- **Collected data entries**
-*-

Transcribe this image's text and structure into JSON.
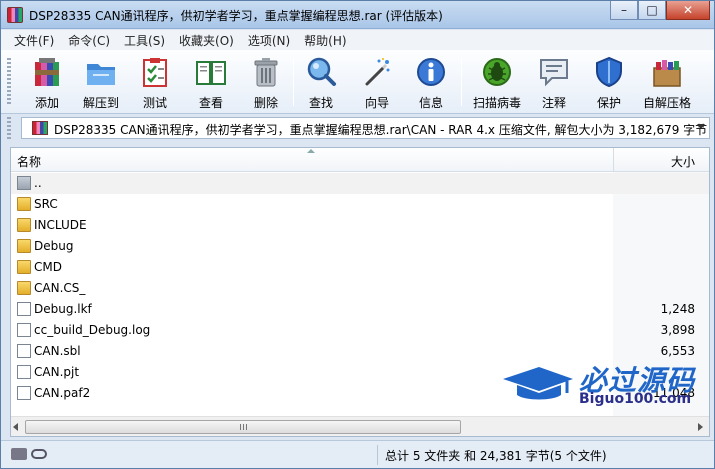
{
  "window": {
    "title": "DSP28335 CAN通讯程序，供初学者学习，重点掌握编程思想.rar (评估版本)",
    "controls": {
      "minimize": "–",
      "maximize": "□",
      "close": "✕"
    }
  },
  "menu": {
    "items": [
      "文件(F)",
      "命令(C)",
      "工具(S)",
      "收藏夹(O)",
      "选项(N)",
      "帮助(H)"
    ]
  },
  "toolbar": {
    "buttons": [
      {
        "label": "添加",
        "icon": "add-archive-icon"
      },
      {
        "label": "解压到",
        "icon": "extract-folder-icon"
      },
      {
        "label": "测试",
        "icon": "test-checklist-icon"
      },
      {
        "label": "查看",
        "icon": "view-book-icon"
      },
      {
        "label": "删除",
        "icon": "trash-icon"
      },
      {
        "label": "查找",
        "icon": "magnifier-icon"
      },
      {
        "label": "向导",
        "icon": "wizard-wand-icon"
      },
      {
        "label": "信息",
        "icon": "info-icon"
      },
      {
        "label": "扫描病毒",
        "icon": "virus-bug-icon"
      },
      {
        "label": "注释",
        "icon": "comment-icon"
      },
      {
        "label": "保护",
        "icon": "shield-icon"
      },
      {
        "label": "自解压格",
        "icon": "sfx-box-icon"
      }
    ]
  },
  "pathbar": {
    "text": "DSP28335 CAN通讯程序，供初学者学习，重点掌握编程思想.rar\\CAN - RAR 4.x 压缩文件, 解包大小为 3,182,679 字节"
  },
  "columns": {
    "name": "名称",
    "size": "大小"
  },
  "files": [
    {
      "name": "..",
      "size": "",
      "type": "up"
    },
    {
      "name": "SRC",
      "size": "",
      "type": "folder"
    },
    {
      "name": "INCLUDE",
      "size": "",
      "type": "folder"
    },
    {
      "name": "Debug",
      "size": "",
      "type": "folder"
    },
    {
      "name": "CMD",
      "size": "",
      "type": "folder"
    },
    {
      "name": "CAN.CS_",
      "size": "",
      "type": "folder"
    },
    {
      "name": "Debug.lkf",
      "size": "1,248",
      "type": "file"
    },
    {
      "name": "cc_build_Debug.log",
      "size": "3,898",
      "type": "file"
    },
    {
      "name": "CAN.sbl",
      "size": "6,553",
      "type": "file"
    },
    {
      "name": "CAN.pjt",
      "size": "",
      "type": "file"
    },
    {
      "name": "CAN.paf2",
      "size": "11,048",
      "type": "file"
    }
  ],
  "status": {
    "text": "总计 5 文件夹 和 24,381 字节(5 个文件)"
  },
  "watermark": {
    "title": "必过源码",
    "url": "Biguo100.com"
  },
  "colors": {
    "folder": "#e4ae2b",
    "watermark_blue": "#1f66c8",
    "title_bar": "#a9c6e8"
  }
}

-*-

- **Exercise directions**
Look through the records above and please copy every line in which the string "label" occurs.

- **Solution to this exercise**
        "label": "添加",
        "label": "解压到",
        "label": "测试",
        "label": "查看",
        "label": "删除",
        "label": "查找",
        "label": "向导",
        "label": "信息",
        "label": "扫描病毒",
        "label": "注释",
        "label": "保护",
        "label": "自解压格",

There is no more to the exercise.